### To do:
Of the lines in the entries, how many hold the word "name"? Give that number alone.

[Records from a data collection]
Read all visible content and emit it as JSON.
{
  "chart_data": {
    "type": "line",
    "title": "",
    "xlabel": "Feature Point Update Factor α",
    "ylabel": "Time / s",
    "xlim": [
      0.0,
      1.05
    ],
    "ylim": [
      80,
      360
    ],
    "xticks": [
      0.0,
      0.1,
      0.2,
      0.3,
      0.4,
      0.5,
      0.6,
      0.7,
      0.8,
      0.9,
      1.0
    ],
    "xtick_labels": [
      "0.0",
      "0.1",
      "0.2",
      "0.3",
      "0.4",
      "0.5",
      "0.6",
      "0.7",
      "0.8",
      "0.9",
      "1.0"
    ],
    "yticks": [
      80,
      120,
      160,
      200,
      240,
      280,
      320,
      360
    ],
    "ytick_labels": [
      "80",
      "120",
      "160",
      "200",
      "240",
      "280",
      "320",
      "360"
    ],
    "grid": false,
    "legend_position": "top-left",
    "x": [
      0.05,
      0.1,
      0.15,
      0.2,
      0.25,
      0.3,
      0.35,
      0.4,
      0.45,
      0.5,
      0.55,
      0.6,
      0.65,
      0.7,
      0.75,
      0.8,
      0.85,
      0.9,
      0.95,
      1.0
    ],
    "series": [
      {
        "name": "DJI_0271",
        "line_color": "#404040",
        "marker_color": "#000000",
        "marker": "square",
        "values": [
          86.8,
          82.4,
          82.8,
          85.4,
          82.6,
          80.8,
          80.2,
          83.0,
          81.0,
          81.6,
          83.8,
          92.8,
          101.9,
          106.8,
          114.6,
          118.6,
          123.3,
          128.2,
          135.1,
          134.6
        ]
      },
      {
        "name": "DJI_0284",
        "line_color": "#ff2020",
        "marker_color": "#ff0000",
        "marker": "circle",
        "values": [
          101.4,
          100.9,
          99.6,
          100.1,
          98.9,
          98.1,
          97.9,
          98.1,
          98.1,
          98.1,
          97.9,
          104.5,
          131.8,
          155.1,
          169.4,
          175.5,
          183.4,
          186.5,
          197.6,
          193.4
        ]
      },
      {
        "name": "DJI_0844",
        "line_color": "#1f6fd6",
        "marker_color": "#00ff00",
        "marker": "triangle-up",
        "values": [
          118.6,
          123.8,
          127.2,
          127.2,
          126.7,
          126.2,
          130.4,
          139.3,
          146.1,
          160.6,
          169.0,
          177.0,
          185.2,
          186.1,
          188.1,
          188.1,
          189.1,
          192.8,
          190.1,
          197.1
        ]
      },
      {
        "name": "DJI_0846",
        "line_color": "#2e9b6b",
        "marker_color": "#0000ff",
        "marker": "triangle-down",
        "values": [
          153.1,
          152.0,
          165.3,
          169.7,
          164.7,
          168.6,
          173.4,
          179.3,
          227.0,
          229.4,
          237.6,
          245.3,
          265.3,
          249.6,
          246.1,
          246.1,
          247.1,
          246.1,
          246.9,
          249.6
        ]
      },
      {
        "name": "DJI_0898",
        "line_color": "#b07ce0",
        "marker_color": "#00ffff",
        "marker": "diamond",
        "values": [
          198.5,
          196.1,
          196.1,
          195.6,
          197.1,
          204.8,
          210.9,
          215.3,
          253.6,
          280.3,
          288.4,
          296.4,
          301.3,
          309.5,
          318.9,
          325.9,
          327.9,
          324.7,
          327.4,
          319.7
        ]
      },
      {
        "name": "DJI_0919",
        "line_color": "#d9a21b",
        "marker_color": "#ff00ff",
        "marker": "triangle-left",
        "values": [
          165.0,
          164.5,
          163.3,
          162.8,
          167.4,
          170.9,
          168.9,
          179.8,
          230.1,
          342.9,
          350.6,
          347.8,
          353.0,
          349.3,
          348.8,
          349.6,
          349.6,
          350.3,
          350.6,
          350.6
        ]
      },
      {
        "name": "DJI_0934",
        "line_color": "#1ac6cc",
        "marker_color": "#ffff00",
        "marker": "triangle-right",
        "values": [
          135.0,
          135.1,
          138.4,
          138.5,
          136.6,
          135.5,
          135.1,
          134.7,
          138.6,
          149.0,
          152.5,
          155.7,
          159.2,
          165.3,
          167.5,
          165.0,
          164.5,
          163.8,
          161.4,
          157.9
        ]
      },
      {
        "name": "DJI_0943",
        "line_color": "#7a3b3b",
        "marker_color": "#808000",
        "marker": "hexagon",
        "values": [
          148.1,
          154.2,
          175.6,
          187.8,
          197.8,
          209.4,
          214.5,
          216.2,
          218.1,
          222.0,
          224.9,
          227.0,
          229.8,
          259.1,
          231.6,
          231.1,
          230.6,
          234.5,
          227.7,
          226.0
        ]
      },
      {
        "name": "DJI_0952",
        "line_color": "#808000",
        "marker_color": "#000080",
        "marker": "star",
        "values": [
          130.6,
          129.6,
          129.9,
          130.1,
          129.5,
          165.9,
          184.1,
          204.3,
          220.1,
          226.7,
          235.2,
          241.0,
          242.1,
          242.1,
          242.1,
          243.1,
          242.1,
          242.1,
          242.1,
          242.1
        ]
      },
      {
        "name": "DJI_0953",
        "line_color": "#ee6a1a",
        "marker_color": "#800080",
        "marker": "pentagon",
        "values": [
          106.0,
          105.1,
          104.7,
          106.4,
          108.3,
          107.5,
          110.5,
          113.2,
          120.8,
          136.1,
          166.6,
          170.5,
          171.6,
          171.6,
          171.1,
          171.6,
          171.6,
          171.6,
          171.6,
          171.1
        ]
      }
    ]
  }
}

### Task solution:
10